Reproduce the listing exactly, with no pictures in your copy.
--------------------------------------------------
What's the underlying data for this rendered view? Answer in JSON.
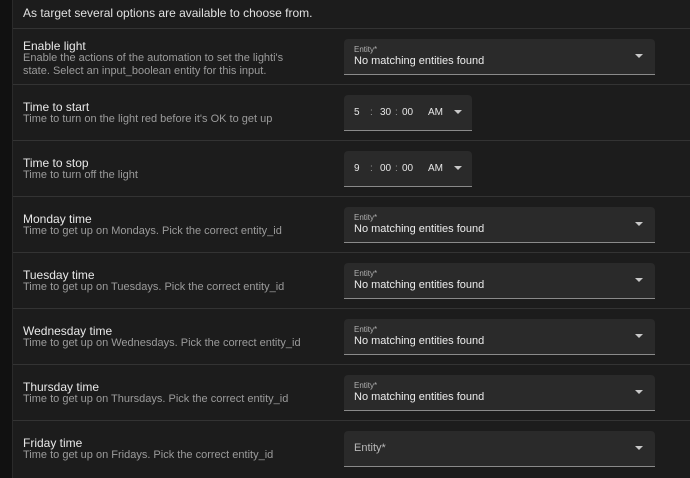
{
  "intro_text": "As target several options are available to choose from.",
  "rows": [
    {
      "title": "Enable light",
      "desc": "Enable the actions of the automation to set the lighti's state. Select an input_boolean entity for this input.",
      "type": "entity",
      "entity_label": "Entity*",
      "entity_value": "No matching entities found"
    },
    {
      "title": "Time to start",
      "desc": "Time to turn on the light red before it's OK to get up",
      "type": "time",
      "hour": "5",
      "minute": "30",
      "second": "00",
      "ampm": "AM"
    },
    {
      "title": "Time to stop",
      "desc": "Time to turn off the light",
      "type": "time",
      "hour": "9",
      "minute": "00",
      "second": "00",
      "ampm": "AM"
    },
    {
      "title": "Monday time",
      "desc": "Time to get up on Mondays. Pick the correct entity_id",
      "type": "entity",
      "entity_label": "Entity*",
      "entity_value": "No matching entities found"
    },
    {
      "title": "Tuesday time",
      "desc": "Time to get up on Tuesdays. Pick the correct entity_id",
      "type": "entity",
      "entity_label": "Entity*",
      "entity_value": "No matching entities found"
    },
    {
      "title": "Wednesday time",
      "desc": "Time to get up on Wednesdays. Pick the correct entity_id",
      "type": "entity",
      "entity_label": "Entity*",
      "entity_value": "No matching entities found"
    },
    {
      "title": "Thursday time",
      "desc": "Time to get up on Thursdays. Pick the correct entity_id",
      "type": "entity",
      "entity_label": "Entity*",
      "entity_value": "No matching entities found"
    },
    {
      "title": "Friday time",
      "desc": "Time to get up on Fridays. Pick the correct entity_id",
      "type": "entity-empty",
      "entity_label": "Entity*"
    }
  ],
  "time_separator": ":"
}
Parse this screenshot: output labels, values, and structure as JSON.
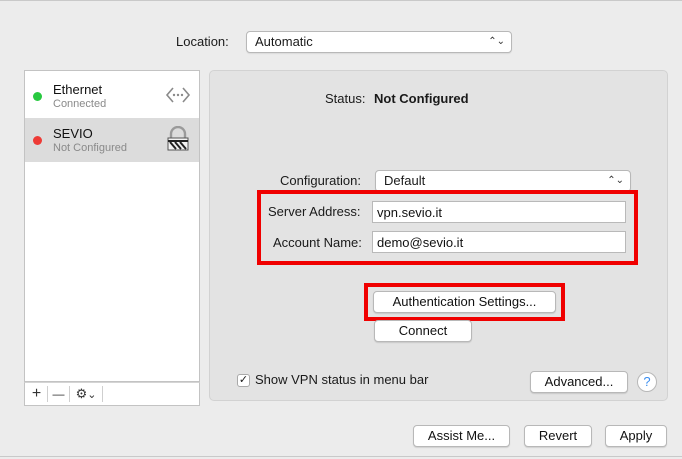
{
  "location": {
    "label": "Location:",
    "value": "Automatic"
  },
  "services": [
    {
      "name": "Ethernet",
      "status": "Connected",
      "status_color": "#28c940",
      "icon": "ethernet-arrows-icon"
    },
    {
      "name": "SEVIO",
      "status": "Not Configured",
      "status_color": "#ee3b36",
      "icon": "vpn-lock-icon"
    }
  ],
  "sidebar_toolbar": {
    "add": "+",
    "remove": "—",
    "action": "⚙",
    "menu": "⌄"
  },
  "status": {
    "label": "Status:",
    "value": "Not Configured"
  },
  "configuration": {
    "label": "Configuration:",
    "value": "Default"
  },
  "server_address": {
    "label": "Server Address:",
    "value": "vpn.sevio.it"
  },
  "account_name": {
    "label": "Account Name:",
    "value": "demo@sevio.it"
  },
  "buttons": {
    "auth_settings": "Authentication Settings...",
    "connect": "Connect",
    "advanced": "Advanced...",
    "help": "?",
    "assist": "Assist Me...",
    "revert": "Revert",
    "apply": "Apply"
  },
  "show_vpn_status": {
    "label": "Show VPN status in menu bar",
    "checked": true,
    "mark": "✓"
  },
  "highlight_color": "#f00000"
}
--------------------------------------------------
**CORRECT OUTPUT:**
What's the underlying data for this rendered view? Answer in JSON.
{
  "intro_text": "As target several options are available to choose from.",
  "rows": [
    {
      "title": "Enable light",
      "desc": "Enable the actions of the automation to set the lighti's state. Select an input_boolean entity for this input.",
      "type": "entity",
      "entity_label": "Entity*",
      "entity_value": "No matching entities found"
    },
    {
      "title": "Time to start",
      "desc": "Time to turn on the light red before it's OK to get up",
      "type": "time",
      "hour": "5",
      "minute": "30",
      "second": "00",
      "ampm": "AM"
    },
    {
      "title": "Time to stop",
      "desc": "Time to turn off the light",
      "type": "time",
      "hour": "9",
      "minute": "00",
      "second": "00",
      "ampm": "AM"
    },
    {
      "title": "Monday time",
      "desc": "Time to get up on Mondays. Pick the correct entity_id",
      "type": "entity",
      "entity_label": "Entity*",
      "entity_value": "No matching entities found"
    },
    {
      "title": "Tuesday time",
      "desc": "Time to get up on Tuesdays. Pick the correct entity_id",
      "type": "entity",
      "entity_label": "Entity*",
      "entity_value": "No matching entities found"
    },
    {
      "title": "Wednesday time",
      "desc": "Time to get up on Wednesdays. Pick the correct entity_id",
      "type": "entity",
      "entity_label": "Entity*",
      "entity_value": "No matching entities found"
    },
    {
      "title": "Thursday time",
      "desc": "Time to get up on Thursdays. Pick the correct entity_id",
      "type": "entity",
      "entity_label": "Entity*",
      "entity_value": "No matching entities found"
    },
    {
      "title": "Friday time",
      "desc": "Time to get up on Fridays. Pick the correct entity_id",
      "type": "entity-empty",
      "entity_label": "Entity*"
    }
  ],
  "time_separator": ":"
}
Parse this screenshot: output labels, values, and structure as JSON.
{
  "location": {
    "label": "Location:",
    "value": "Automatic"
  },
  "services": [
    {
      "name": "Ethernet",
      "status": "Connected",
      "status_color": "#28c940",
      "icon": "ethernet-arrows-icon"
    },
    {
      "name": "SEVIO",
      "status": "Not Configured",
      "status_color": "#ee3b36",
      "icon": "vpn-lock-icon"
    }
  ],
  "sidebar_toolbar": {
    "add": "+",
    "remove": "—",
    "action": "⚙",
    "menu": "⌄"
  },
  "status": {
    "label": "Status:",
    "value": "Not Configured"
  },
  "configuration": {
    "label": "Configuration:",
    "value": "Default"
  },
  "server_address": {
    "label": "Server Address:",
    "value": "vpn.sevio.it"
  },
  "account_name": {
    "label": "Account Name:",
    "value": "demo@sevio.it"
  },
  "buttons": {
    "auth_settings": "Authentication Settings...",
    "connect": "Connect",
    "advanced": "Advanced...",
    "help": "?",
    "assist": "Assist Me...",
    "revert": "Revert",
    "apply": "Apply"
  },
  "show_vpn_status": {
    "label": "Show VPN status in menu bar",
    "checked": true,
    "mark": "✓"
  },
  "highlight_color": "#f00000"
}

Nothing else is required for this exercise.